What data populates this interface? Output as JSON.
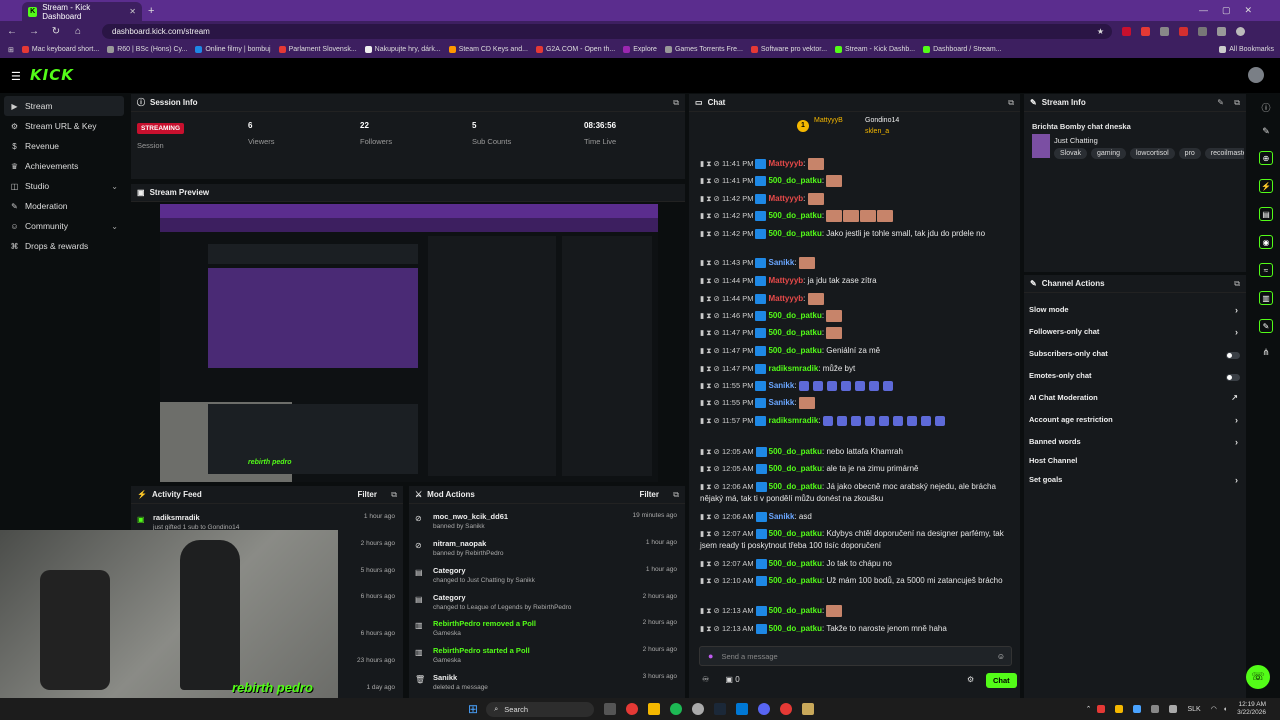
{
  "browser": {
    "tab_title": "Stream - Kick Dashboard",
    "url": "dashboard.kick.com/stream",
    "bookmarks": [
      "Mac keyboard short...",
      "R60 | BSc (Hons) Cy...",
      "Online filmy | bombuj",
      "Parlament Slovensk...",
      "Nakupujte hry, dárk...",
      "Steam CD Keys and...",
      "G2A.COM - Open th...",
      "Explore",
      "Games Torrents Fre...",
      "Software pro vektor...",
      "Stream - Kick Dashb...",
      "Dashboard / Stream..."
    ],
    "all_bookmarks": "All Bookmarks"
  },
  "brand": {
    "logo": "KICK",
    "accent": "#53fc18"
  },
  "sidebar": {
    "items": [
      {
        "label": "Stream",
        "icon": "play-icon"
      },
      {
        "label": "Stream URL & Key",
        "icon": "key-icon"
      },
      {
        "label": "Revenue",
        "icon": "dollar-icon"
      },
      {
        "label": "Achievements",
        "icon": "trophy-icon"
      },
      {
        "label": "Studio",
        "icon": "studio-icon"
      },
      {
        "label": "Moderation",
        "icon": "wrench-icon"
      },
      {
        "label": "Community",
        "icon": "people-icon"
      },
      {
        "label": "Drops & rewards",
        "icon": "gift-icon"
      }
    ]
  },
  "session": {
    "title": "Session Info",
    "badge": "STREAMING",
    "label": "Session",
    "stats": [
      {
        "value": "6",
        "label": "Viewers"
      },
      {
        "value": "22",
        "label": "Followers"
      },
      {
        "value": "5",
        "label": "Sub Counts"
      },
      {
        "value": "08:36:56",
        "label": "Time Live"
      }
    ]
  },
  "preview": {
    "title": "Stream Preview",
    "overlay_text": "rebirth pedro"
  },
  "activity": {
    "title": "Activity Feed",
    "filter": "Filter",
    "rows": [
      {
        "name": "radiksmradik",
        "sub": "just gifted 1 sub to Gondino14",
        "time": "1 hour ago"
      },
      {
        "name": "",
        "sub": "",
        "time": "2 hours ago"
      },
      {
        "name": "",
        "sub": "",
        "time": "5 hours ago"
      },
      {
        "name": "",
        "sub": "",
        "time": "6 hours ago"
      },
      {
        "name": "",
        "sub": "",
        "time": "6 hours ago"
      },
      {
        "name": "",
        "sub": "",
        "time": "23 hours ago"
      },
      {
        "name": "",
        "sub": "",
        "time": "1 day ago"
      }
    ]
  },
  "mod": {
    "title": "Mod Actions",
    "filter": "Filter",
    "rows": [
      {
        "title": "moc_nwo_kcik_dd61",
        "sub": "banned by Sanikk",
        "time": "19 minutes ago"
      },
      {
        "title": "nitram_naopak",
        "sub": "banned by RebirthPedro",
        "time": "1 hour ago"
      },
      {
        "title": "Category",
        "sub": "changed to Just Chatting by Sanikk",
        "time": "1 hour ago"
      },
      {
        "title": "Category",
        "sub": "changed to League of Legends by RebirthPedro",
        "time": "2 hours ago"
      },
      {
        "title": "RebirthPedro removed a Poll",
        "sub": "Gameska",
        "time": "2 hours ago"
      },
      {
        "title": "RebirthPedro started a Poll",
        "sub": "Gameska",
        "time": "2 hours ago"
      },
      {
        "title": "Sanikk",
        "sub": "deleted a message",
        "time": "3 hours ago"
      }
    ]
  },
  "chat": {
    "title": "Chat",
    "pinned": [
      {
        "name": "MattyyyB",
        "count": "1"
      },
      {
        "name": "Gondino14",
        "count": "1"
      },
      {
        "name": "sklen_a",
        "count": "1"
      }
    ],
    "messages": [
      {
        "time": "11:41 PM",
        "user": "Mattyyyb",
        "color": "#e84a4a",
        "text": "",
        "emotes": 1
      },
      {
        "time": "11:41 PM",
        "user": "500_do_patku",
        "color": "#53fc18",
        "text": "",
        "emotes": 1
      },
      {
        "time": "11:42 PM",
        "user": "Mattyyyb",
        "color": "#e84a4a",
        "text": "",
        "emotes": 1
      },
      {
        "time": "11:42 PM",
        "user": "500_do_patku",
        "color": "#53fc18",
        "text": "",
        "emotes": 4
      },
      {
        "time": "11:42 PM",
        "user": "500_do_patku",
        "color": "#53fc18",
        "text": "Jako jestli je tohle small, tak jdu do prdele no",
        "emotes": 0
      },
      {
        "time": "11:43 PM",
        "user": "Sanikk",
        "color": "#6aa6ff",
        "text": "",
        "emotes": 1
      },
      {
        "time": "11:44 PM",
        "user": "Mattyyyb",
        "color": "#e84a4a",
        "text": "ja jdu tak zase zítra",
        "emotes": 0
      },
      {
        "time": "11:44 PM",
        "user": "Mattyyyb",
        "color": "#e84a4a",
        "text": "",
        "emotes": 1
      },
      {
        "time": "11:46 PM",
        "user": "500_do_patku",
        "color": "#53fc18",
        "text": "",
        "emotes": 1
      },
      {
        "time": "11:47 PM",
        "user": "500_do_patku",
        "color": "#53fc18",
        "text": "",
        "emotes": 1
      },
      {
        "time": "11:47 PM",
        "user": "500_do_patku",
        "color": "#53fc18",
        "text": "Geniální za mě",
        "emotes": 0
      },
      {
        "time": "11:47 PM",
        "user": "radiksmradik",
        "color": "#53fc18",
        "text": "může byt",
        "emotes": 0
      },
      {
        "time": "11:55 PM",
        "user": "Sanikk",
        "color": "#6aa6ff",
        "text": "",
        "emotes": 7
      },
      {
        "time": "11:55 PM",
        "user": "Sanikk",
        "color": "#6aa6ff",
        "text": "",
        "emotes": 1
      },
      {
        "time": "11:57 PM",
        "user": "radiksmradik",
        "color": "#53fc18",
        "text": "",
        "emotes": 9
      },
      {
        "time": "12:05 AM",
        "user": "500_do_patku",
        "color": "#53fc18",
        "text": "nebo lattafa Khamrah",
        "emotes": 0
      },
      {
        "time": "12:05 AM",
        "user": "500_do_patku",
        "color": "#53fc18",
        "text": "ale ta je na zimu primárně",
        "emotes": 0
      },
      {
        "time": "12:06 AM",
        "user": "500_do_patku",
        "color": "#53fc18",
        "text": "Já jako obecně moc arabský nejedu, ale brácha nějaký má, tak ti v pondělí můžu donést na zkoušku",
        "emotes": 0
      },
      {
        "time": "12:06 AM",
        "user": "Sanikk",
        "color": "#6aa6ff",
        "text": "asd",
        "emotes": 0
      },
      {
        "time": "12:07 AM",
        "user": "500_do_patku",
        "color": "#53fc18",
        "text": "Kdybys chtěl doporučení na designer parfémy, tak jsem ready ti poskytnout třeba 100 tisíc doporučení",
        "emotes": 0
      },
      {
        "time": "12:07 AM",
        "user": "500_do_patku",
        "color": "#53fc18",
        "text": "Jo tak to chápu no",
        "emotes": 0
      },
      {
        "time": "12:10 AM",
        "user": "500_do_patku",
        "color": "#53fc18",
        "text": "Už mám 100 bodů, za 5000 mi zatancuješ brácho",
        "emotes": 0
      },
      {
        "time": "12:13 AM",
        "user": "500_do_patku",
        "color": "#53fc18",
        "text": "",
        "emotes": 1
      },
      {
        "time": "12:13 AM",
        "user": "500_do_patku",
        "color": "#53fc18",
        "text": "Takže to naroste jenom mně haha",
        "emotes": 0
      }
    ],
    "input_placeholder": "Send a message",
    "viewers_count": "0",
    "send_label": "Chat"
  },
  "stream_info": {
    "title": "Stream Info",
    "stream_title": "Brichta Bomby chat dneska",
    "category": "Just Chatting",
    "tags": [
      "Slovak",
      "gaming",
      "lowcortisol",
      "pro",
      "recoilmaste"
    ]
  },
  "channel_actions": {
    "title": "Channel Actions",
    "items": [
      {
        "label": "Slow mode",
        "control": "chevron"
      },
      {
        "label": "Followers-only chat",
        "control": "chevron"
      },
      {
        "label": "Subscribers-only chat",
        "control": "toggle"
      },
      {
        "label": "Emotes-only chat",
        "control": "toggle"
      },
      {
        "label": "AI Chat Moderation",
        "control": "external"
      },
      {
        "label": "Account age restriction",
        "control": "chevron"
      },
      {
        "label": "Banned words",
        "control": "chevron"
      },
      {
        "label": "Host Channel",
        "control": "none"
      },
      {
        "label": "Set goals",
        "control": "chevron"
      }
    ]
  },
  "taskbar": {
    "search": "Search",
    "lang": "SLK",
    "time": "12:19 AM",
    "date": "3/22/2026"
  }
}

→ **Instructions to follow**: Identify the lines in the entries that hold "Poll" and return each one.

→ **The reply**:
        "title": "RebirthPedro removed a Poll",
        "title": "RebirthPedro started a Poll",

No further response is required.